**Exercise description:** Restate exactly, and only, the lines from the one with "Transcribe this image's" through the end of the data, with both of those end lines kept. Drop any pictures.

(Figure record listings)
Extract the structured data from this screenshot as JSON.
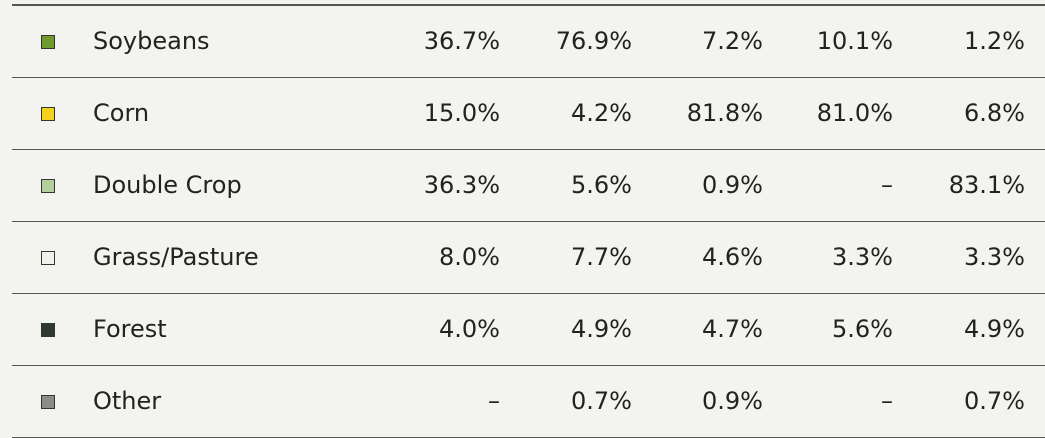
{
  "table": {
    "rows": [
      {
        "color": "#6f9a2c",
        "label": "Soybeans",
        "cells": [
          "36.7%",
          "76.9%",
          "7.2%",
          "10.1%",
          "1.2%"
        ]
      },
      {
        "color": "#f2d21a",
        "label": "Corn",
        "cells": [
          "15.0%",
          "4.2%",
          "81.8%",
          "81.0%",
          "6.8%"
        ]
      },
      {
        "color": "#b3cf9a",
        "label": "Double Crop",
        "cells": [
          "36.3%",
          "5.6%",
          "0.9%",
          "–",
          "83.1%"
        ]
      },
      {
        "color": "#f1f1ea",
        "label": "Grass/Pasture",
        "cells": [
          "8.0%",
          "7.7%",
          "4.6%",
          "3.3%",
          "3.3%"
        ]
      },
      {
        "color": "#2e3a2e",
        "label": "Forest",
        "cells": [
          "4.0%",
          "4.9%",
          "4.7%",
          "5.6%",
          "4.9%"
        ]
      },
      {
        "color": "#8c8c88",
        "label": "Other",
        "cells": [
          "–",
          "0.7%",
          "0.9%",
          "–",
          "0.7%"
        ]
      }
    ]
  }
}
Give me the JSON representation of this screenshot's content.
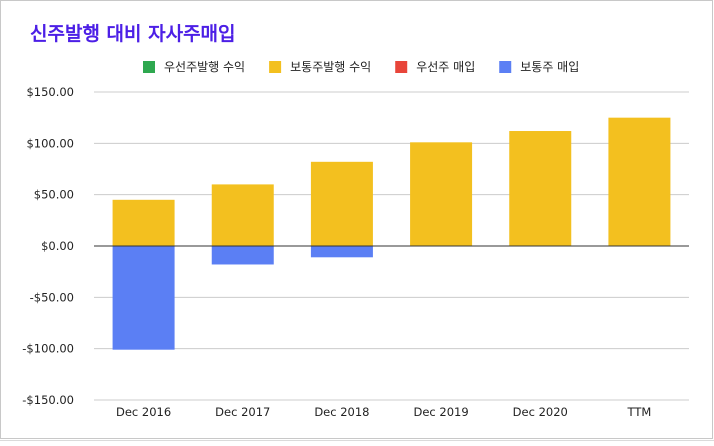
{
  "chart_data": {
    "type": "bar",
    "stacked": true,
    "title": "신주발행 대비 자사주매입",
    "title_color": "#4c1fe6",
    "categories": [
      "Dec 2016",
      "Dec 2017",
      "Dec 2018",
      "Dec 2019",
      "Dec 2020",
      "TTM"
    ],
    "series": [
      {
        "name": "우선주발행 수익",
        "color": "#2ea84f",
        "values": [
          0,
          0,
          0,
          0,
          0,
          0
        ]
      },
      {
        "name": "보통주발행 수익",
        "color": "#f3c01f",
        "values": [
          45,
          60,
          82,
          101,
          112,
          125
        ]
      },
      {
        "name": "우선주 매입",
        "color": "#e8453a",
        "values": [
          0,
          0,
          0,
          0,
          0,
          0
        ]
      },
      {
        "name": "보통주 매입",
        "color": "#5b7ff4",
        "values": [
          -101,
          -18,
          -11,
          0,
          0,
          0
        ]
      }
    ],
    "yticks": [
      "$150.00",
      "$100.00",
      "$50.00",
      "$0.00",
      "-$50.00",
      "-$100.00",
      "-$150.00"
    ],
    "ytick_values": [
      150,
      100,
      50,
      0,
      -50,
      -100,
      -150
    ],
    "ylim": [
      -150,
      150
    ],
    "grid": true,
    "legend_position": "top"
  }
}
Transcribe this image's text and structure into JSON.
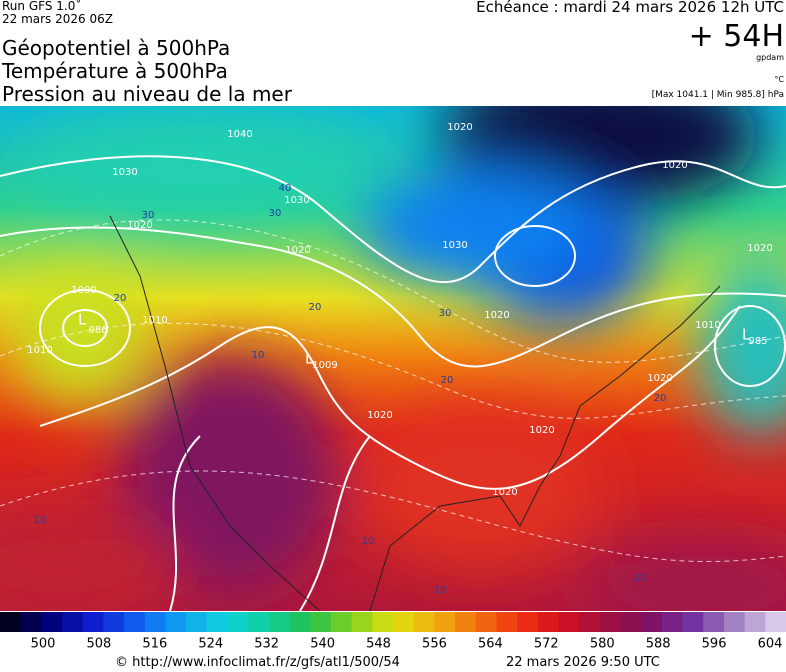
{
  "header": {
    "run": "Run GFS 1.0˚",
    "run_date": "22 mars 2026 06Z",
    "titles": [
      "Géopotentiel à 500hPa",
      "Température à 500hPa",
      "Pression au niveau de la mer"
    ],
    "valid_time": "Echéance : mardi 24 mars 2026 12h UTC",
    "lead": "+ 54H",
    "unit_geo": "gpdam",
    "unit_temp": "°C",
    "pressure_range": "[Max 1041.1 | Min 985.8] hPa"
  },
  "map": {
    "pressure_labels": [
      "1040",
      "1030",
      "1030",
      "1020",
      "1020",
      "1000",
      "986",
      "1010",
      "1010",
      "1009",
      "1020",
      "1020",
      "1030",
      "1020",
      "1020",
      "1020",
      "1010",
      "985",
      "1020",
      "1020",
      "1020"
    ],
    "pressure_centers": [
      "L",
      "L",
      "L"
    ],
    "temperature_labels": [
      "40",
      "30",
      "30",
      "20",
      "10",
      "20",
      "30",
      "20",
      "20",
      "10",
      "10",
      "10",
      "10"
    ]
  },
  "colorbar": {
    "ticks": [
      500,
      508,
      516,
      524,
      532,
      540,
      548,
      556,
      564,
      572,
      580,
      588,
      596,
      604
    ]
  },
  "footer": {
    "source": "© http://www.infoclimat.fr/z/gfs/atl1/500/54",
    "generated": "22 mars 2026  9:50 UTC"
  }
}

**Response to the exercise:**
Transcribe this image's text and structure into JSON.
{
  "header": {
    "run": "Run GFS 1.0˚",
    "run_date": "22 mars 2026 06Z",
    "titles": [
      "Géopotentiel à 500hPa",
      "Température à 500hPa",
      "Pression au niveau de la mer"
    ],
    "valid_time": "Echéance : mardi 24 mars 2026 12h UTC",
    "lead": "+ 54H",
    "unit_geo": "gpdam",
    "unit_temp": "°C",
    "pressure_range": "[Max 1041.1 | Min 985.8] hPa"
  },
  "map": {
    "pressure_labels": [
      "1040",
      "1030",
      "1030",
      "1020",
      "1020",
      "1000",
      "986",
      "1010",
      "1010",
      "1009",
      "1020",
      "1020",
      "1030",
      "1020",
      "1020",
      "1020",
      "1010",
      "985",
      "1020",
      "1020",
      "1020"
    ],
    "pressure_centers": [
      "L",
      "L",
      "L"
    ],
    "temperature_labels": [
      "40",
      "30",
      "30",
      "20",
      "10",
      "20",
      "30",
      "20",
      "20",
      "10",
      "10",
      "10",
      "10"
    ]
  },
  "colorbar": {
    "ticks": [
      500,
      508,
      516,
      524,
      532,
      540,
      548,
      556,
      564,
      572,
      580,
      588,
      596,
      604
    ]
  },
  "footer": {
    "source": "© http://www.infoclimat.fr/z/gfs/atl1/500/54",
    "generated": "22 mars 2026  9:50 UTC"
  }
}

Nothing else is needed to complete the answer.